## WHAT YOU HAVE TO DO
Copy the records below exactly, leaving out every picture.

## MATERIAL FOR THE TASK

....

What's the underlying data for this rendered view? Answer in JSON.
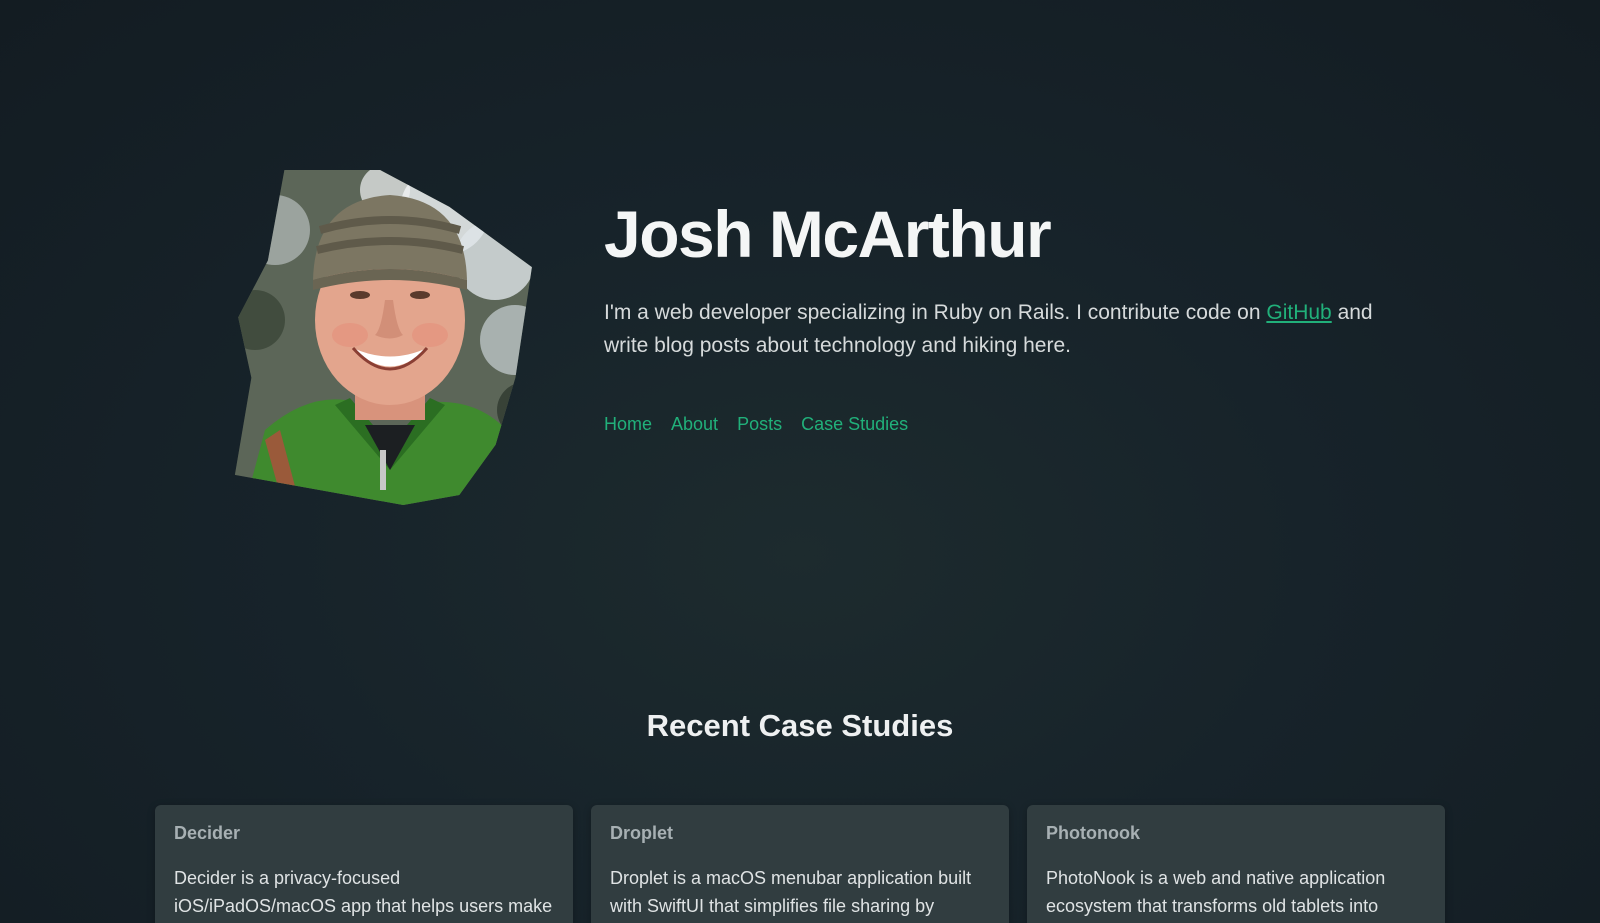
{
  "hero": {
    "title": "Josh McArthur",
    "intro_before_link": "I'm a web developer specializing in Ruby on Rails. I contribute code on ",
    "intro_link": "GitHub",
    "intro_after_link": " and write blog posts about technology and hiking here.",
    "portrait_icon": "profile-photo"
  },
  "nav": {
    "items": [
      {
        "label": "Home"
      },
      {
        "label": "About"
      },
      {
        "label": "Posts"
      },
      {
        "label": "Case Studies"
      }
    ]
  },
  "case_studies": {
    "heading": "Recent Case Studies",
    "items": [
      {
        "title": "Decider",
        "description": "Decider is a privacy-focused iOS/iPadOS/macOS app that helps users make"
      },
      {
        "title": "Droplet",
        "description": "Droplet is a macOS menubar application built with SwiftUI that simplifies file sharing by"
      },
      {
        "title": "Photonook",
        "description": "PhotoNook is a web and native application ecosystem that transforms old tablets into"
      }
    ]
  },
  "colors": {
    "accent": "#21b07a",
    "background": "#17232a",
    "card": "#313d40"
  }
}
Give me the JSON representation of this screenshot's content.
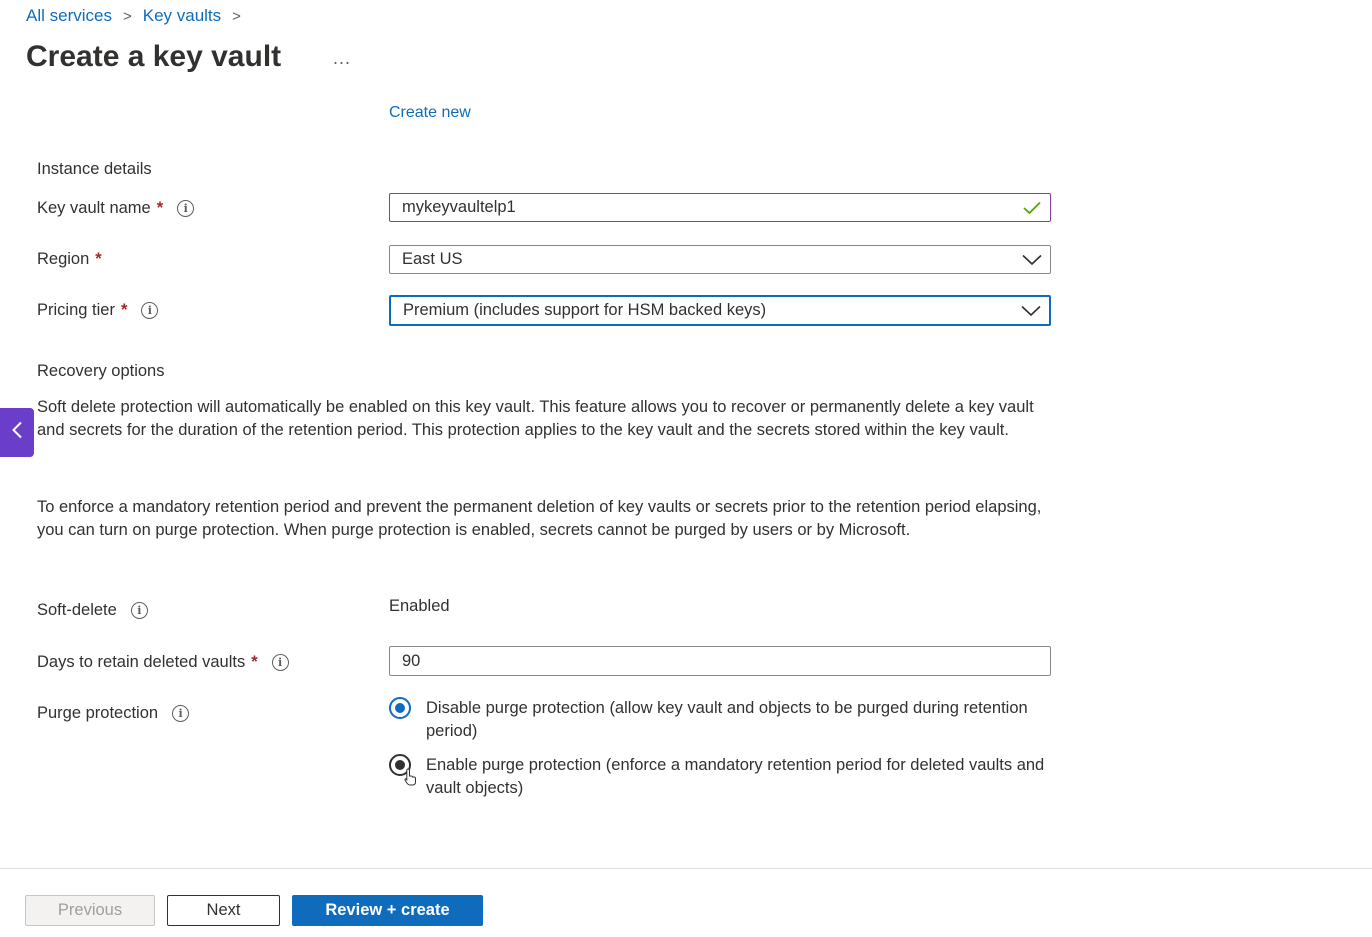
{
  "breadcrumb": {
    "items": [
      "All services",
      "Key vaults"
    ],
    "separator": ">"
  },
  "page": {
    "title": "Create a key vault",
    "more": "..."
  },
  "resource_group": {
    "create_new": "Create new"
  },
  "instance": {
    "heading": "Instance details",
    "name_label": "Key vault name",
    "name_value": "mykeyvaultelp1",
    "region_label": "Region",
    "region_value": "East US",
    "tier_label": "Pricing tier",
    "tier_value": "Premium (includes support for HSM backed keys)",
    "required_mark": "*"
  },
  "recovery": {
    "heading": "Recovery options",
    "para1": "Soft delete protection will automatically be enabled on this key vault. This feature allows you to recover or permanently delete a key vault and secrets for the duration of the retention period. This protection applies to the key vault and the secrets stored within the key vault.",
    "para2": "To enforce a mandatory retention period and prevent the permanent deletion of key vaults or secrets prior to the retention period elapsing, you can turn on purge protection. When purge protection is enabled, secrets cannot be purged by users or by Microsoft.",
    "soft_delete_label": "Soft-delete",
    "soft_delete_value": "Enabled",
    "days_label": "Days to retain deleted vaults",
    "days_value": "90",
    "purge_label": "Purge protection",
    "purge_options": [
      "Disable purge protection (allow key vault and objects to be purged during retention period)",
      "Enable purge protection (enforce a mandatory retention period for deleted vaults and vault objects)"
    ]
  },
  "footer": {
    "previous": "Previous",
    "next": "Next",
    "review": "Review + create"
  },
  "colors": {
    "accent": "#0f6cbd",
    "side_tab": "#6b3ec9",
    "required": "#a4262c",
    "valid_check": "#57a300"
  },
  "icons": [
    "chevron-right-icon",
    "info-icon",
    "checkmark-icon",
    "chevron-down-icon",
    "chevron-left-icon",
    "pointer-cursor-icon"
  ]
}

....

## RESULT FOR THIS EXERCISE
What's the underlying data for this rendered view? Answer in JSON.
{
  "hero": {
    "title": "Josh McArthur",
    "intro_before_link": "I'm a web developer specializing in Ruby on Rails. I contribute code on ",
    "intro_link": "GitHub",
    "intro_after_link": " and write blog posts about technology and hiking here.",
    "portrait_icon": "profile-photo"
  },
  "nav": {
    "items": [
      {
        "label": "Home"
      },
      {
        "label": "About"
      },
      {
        "label": "Posts"
      },
      {
        "label": "Case Studies"
      }
    ]
  },
  "case_studies": {
    "heading": "Recent Case Studies",
    "items": [
      {
        "title": "Decider",
        "description": "Decider is a privacy-focused iOS/iPadOS/macOS app that helps users make"
      },
      {
        "title": "Droplet",
        "description": "Droplet is a macOS menubar application built with SwiftUI that simplifies file sharing by"
      },
      {
        "title": "Photonook",
        "description": "PhotoNook is a web and native application ecosystem that transforms old tablets into"
      }
    ]
  },
  "colors": {
    "accent": "#21b07a",
    "background": "#17232a",
    "card": "#313d40"
  }
}
Give me the JSON representation of this screenshot's content.
{
  "breadcrumb": {
    "items": [
      "All services",
      "Key vaults"
    ],
    "separator": ">"
  },
  "page": {
    "title": "Create a key vault",
    "more": "..."
  },
  "resource_group": {
    "create_new": "Create new"
  },
  "instance": {
    "heading": "Instance details",
    "name_label": "Key vault name",
    "name_value": "mykeyvaultelp1",
    "region_label": "Region",
    "region_value": "East US",
    "tier_label": "Pricing tier",
    "tier_value": "Premium (includes support for HSM backed keys)",
    "required_mark": "*"
  },
  "recovery": {
    "heading": "Recovery options",
    "para1": "Soft delete protection will automatically be enabled on this key vault. This feature allows you to recover or permanently delete a key vault and secrets for the duration of the retention period. This protection applies to the key vault and the secrets stored within the key vault.",
    "para2": "To enforce a mandatory retention period and prevent the permanent deletion of key vaults or secrets prior to the retention period elapsing, you can turn on purge protection. When purge protection is enabled, secrets cannot be purged by users or by Microsoft.",
    "soft_delete_label": "Soft-delete",
    "soft_delete_value": "Enabled",
    "days_label": "Days to retain deleted vaults",
    "days_value": "90",
    "purge_label": "Purge protection",
    "purge_options": [
      "Disable purge protection (allow key vault and objects to be purged during retention period)",
      "Enable purge protection (enforce a mandatory retention period for deleted vaults and vault objects)"
    ]
  },
  "footer": {
    "previous": "Previous",
    "next": "Next",
    "review": "Review + create"
  },
  "colors": {
    "accent": "#0f6cbd",
    "side_tab": "#6b3ec9",
    "required": "#a4262c",
    "valid_check": "#57a300"
  },
  "icons": [
    "chevron-right-icon",
    "info-icon",
    "checkmark-icon",
    "chevron-down-icon",
    "chevron-left-icon",
    "pointer-cursor-icon"
  ]
}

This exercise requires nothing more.